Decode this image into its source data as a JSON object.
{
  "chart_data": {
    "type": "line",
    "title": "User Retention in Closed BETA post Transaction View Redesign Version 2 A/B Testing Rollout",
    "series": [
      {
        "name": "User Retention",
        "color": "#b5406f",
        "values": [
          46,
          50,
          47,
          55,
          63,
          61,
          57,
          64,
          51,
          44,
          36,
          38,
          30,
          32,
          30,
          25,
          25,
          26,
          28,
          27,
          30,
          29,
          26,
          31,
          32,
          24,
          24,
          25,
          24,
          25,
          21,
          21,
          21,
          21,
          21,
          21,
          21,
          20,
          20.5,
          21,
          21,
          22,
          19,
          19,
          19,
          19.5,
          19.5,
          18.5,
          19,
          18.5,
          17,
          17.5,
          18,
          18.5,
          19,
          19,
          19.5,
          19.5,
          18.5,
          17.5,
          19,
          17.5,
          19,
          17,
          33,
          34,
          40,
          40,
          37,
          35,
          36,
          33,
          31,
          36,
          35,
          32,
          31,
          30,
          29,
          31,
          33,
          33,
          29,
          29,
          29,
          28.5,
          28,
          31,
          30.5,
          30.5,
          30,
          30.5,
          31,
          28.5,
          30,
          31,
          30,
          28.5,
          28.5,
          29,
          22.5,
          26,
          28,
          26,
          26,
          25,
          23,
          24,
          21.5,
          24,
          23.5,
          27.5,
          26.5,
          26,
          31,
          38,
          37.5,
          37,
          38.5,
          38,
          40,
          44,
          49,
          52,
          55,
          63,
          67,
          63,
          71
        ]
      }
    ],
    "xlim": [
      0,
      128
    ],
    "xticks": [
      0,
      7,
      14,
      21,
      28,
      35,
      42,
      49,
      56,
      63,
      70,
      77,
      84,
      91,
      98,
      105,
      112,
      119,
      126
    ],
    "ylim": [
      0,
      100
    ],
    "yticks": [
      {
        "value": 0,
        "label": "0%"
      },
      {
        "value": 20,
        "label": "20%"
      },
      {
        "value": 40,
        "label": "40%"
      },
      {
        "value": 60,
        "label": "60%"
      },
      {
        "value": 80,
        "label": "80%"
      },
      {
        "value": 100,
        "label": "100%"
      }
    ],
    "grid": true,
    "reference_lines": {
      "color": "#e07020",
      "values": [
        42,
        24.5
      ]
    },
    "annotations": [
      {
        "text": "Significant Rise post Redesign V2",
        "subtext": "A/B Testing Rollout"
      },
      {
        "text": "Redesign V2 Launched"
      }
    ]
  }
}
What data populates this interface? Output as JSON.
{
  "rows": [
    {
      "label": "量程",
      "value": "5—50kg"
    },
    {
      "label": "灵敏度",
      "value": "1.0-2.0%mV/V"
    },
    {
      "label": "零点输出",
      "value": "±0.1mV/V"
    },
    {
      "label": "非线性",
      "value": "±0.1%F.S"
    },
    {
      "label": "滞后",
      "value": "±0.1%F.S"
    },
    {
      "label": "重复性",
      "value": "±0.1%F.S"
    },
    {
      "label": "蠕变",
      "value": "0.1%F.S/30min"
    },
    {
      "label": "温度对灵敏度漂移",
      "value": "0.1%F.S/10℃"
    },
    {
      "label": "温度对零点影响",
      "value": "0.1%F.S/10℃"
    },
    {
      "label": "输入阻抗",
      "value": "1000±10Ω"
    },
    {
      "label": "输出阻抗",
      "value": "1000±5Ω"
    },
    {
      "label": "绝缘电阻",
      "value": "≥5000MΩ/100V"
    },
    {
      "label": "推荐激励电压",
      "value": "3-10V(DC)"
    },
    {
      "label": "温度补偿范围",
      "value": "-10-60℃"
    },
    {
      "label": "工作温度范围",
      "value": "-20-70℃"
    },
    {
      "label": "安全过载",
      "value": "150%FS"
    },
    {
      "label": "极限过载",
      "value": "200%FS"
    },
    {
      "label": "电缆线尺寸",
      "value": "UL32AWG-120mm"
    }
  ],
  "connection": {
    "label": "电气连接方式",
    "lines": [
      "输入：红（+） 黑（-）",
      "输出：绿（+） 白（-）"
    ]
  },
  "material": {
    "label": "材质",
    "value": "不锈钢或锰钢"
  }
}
——
Every record above must be duplicated exactly.

**Written response:**
Decode this image into its source data as a JSON object.
{
  "chart_data": {
    "type": "line",
    "title": "User Retention in Closed BETA post Transaction View Redesign Version 2 A/B Testing Rollout",
    "series": [
      {
        "name": "User Retention",
        "color": "#b5406f",
        "values": [
          46,
          50,
          47,
          55,
          63,
          61,
          57,
          64,
          51,
          44,
          36,
          38,
          30,
          32,
          30,
          25,
          25,
          26,
          28,
          27,
          30,
          29,
          26,
          31,
          32,
          24,
          24,
          25,
          24,
          25,
          21,
          21,
          21,
          21,
          21,
          21,
          21,
          20,
          20.5,
          21,
          21,
          22,
          19,
          19,
          19,
          19.5,
          19.5,
          18.5,
          19,
          18.5,
          17,
          17.5,
          18,
          18.5,
          19,
          19,
          19.5,
          19.5,
          18.5,
          17.5,
          19,
          17.5,
          19,
          17,
          33,
          34,
          40,
          40,
          37,
          35,
          36,
          33,
          31,
          36,
          35,
          32,
          31,
          30,
          29,
          31,
          33,
          33,
          29,
          29,
          29,
          28.5,
          28,
          31,
          30.5,
          30.5,
          30,
          30.5,
          31,
          28.5,
          30,
          31,
          30,
          28.5,
          28.5,
          29,
          22.5,
          26,
          28,
          26,
          26,
          25,
          23,
          24,
          21.5,
          24,
          23.5,
          27.5,
          26.5,
          26,
          31,
          38,
          37.5,
          37,
          38.5,
          38,
          40,
          44,
          49,
          52,
          55,
          63,
          67,
          63,
          71
        ]
      }
    ],
    "xlim": [
      0,
      128
    ],
    "xticks": [
      0,
      7,
      14,
      21,
      28,
      35,
      42,
      49,
      56,
      63,
      70,
      77,
      84,
      91,
      98,
      105,
      112,
      119,
      126
    ],
    "ylim": [
      0,
      100
    ],
    "yticks": [
      {
        "value": 0,
        "label": "0%"
      },
      {
        "value": 20,
        "label": "20%"
      },
      {
        "value": 40,
        "label": "40%"
      },
      {
        "value": 60,
        "label": "60%"
      },
      {
        "value": 80,
        "label": "80%"
      },
      {
        "value": 100,
        "label": "100%"
      }
    ],
    "grid": true,
    "reference_lines": {
      "color": "#e07020",
      "values": [
        42,
        24.5
      ]
    },
    "annotations": [
      {
        "text": "Significant Rise post Redesign V2",
        "subtext": "A/B Testing Rollout"
      },
      {
        "text": "Redesign V2 Launched"
      }
    ]
  }
}
What data populates this interface? Output as JSON.
{
  "rows": [
    {
      "label": "量程",
      "value": "5—50kg"
    },
    {
      "label": "灵敏度",
      "value": "1.0-2.0%mV/V"
    },
    {
      "label": "零点输出",
      "value": "±0.1mV/V"
    },
    {
      "label": "非线性",
      "value": "±0.1%F.S"
    },
    {
      "label": "滞后",
      "value": "±0.1%F.S"
    },
    {
      "label": "重复性",
      "value": "±0.1%F.S"
    },
    {
      "label": "蠕变",
      "value": "0.1%F.S/30min"
    },
    {
      "label": "温度对灵敏度漂移",
      "value": "0.1%F.S/10℃"
    },
    {
      "label": "温度对零点影响",
      "value": "0.1%F.S/10℃"
    },
    {
      "label": "输入阻抗",
      "value": "1000±10Ω"
    },
    {
      "label": "输出阻抗",
      "value": "1000±5Ω"
    },
    {
      "label": "绝缘电阻",
      "value": "≥5000MΩ/100V"
    },
    {
      "label": "推荐激励电压",
      "value": "3-10V(DC)"
    },
    {
      "label": "温度补偿范围",
      "value": "-10-60℃"
    },
    {
      "label": "工作温度范围",
      "value": "-20-70℃"
    },
    {
      "label": "安全过载",
      "value": "150%FS"
    },
    {
      "label": "极限过载",
      "value": "200%FS"
    },
    {
      "label": "电缆线尺寸",
      "value": "UL32AWG-120mm"
    }
  ],
  "connection": {
    "label": "电气连接方式",
    "lines": [
      "输入：红（+） 黑（-）",
      "输出：绿（+） 白（-）"
    ]
  },
  "material": {
    "label": "材质",
    "value": "不锈钢或锰钢"
  }
}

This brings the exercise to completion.